[Stored records]
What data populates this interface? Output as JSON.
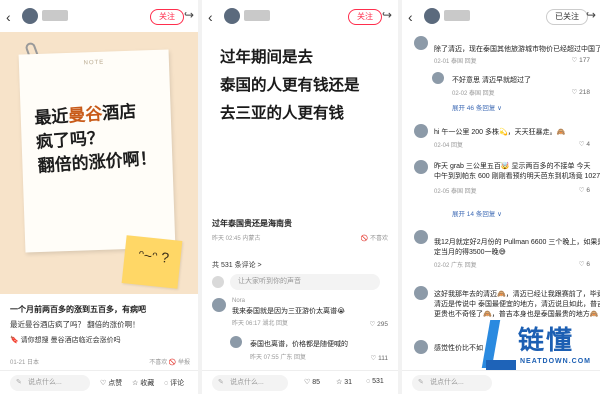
{
  "panel1": {
    "follow_label": "关注",
    "note_label": "NOTE",
    "note_lines": [
      "最近",
      "曼谷",
      "酒店",
      "疯了吗？",
      "翻倍的涨价啊！"
    ],
    "sticky_face": "ᵔ~ᵔ ?",
    "title": "一个月前两百多的涨到五百多，有病吧",
    "subtitle": "最近曼谷酒店疯了吗？ 翻倍的涨价啊！",
    "tags": "🔖 请你想搜   曼谷酒店临近会涨价吗",
    "date": "01-21 日本",
    "report": "不喜欢  🚫 举报",
    "bottom": {
      "input": "说点什么...",
      "like": "点赞",
      "collect": "收藏",
      "comment": "评论"
    }
  },
  "panel2": {
    "follow_label": "关注",
    "big_text": [
      "过年期间是去",
      "泰国的人更有钱还是",
      "去三亚的人更有钱"
    ],
    "title": "过年泰国贵还是海南贵",
    "date": "昨天 02:45 内蒙古",
    "report": "🚫 不喜欢",
    "comment_count": "共 531 条评论 >",
    "input_placeholder": "让大家听到你的声音",
    "comments": [
      {
        "name": "Nora",
        "text": "我来泰国就是因为三亚游价太离谱😭",
        "meta": "昨天 06:17 湖北  回复",
        "likes": "♡ 295"
      },
      {
        "name": "",
        "text": "泰国也离谱，价格都是随便喊的",
        "meta": "昨天 07:55 广东  回复",
        "likes": "♡ 111"
      }
    ],
    "bottom": {
      "input": "说点什么...",
      "like": "85",
      "collect": "31",
      "comment": "531"
    }
  },
  "panel3": {
    "follow_label": "已关注",
    "comments": [
      {
        "text": "除了清迈，现在泰国其他旅游城市物价已经超过中国了",
        "meta": "02-01 泰国  回复",
        "likes": "♡ 177"
      },
      {
        "text": "不好意思 清迈早就超过了",
        "meta": "02-02 泰国  回复",
        "likes": "♡ 218"
      },
      {
        "text": "hi 午一公里 200 多株💫，天天狂暴走。🙈",
        "meta": "02-04 回复",
        "likes": "♡ 4"
      },
      {
        "text": "昨天 grab 三公里五百🤯  显示两百多的不接单 今天",
        "text2": "中午到到帕东 600 刚刚看预约明天芭东到机场竟 1027",
        "meta": "02-05 泰国  回复",
        "likes": "♡ 6"
      },
      {
        "text": "我12月就定好2月份的 Pullman 6600 三个晚上，如果是",
        "text2": "定当月的得3500一晚😅",
        "meta": "02-02 广东  回复",
        "likes": "♡ 6"
      },
      {
        "text": "这好我那年去的清迈🙈，清迈已经让我跟赛前了，毕竟",
        "text2": "清迈是传说中 泰国最便宜的地方，清迈说且如此，普吉",
        "text3": "更贵也不奇怪了🙈，普吉本身也是泰国最贵的地方🙈",
        "meta": "",
        "likes": ""
      },
      {
        "text": "感觉性价比不如",
        "meta": "",
        "likes": ""
      }
    ],
    "expands": [
      "展开 46 条回复 ∨",
      "展开 14 条回复 ∨"
    ],
    "bottom": {
      "input": "说点什么..."
    }
  },
  "watermark": {
    "cn": "链懂",
    "en": "NEATDOWN.COM"
  },
  "colors": {
    "accent": "#ff2e4d",
    "link": "#3f6bb5",
    "note_bg": "#f7e3c9",
    "sticky": "#ffd766",
    "brand_blue": "#1c5fb3"
  }
}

*WHAT YOU WILL DO:*
Copy every line from the entries that contains the word "meta".

*FINAL ANSWER:*
        "meta": "昨天 06:17 湖北  回复",
        "meta": "昨天 07:55 广东  回复",
        "meta": "02-01 泰国  回复",
        "meta": "02-02 泰国  回复",
        "meta": "02-04 回复",
        "meta": "02-05 泰国  回复",
        "meta": "02-02 广东  回复",
        "meta": "",
        "meta": "",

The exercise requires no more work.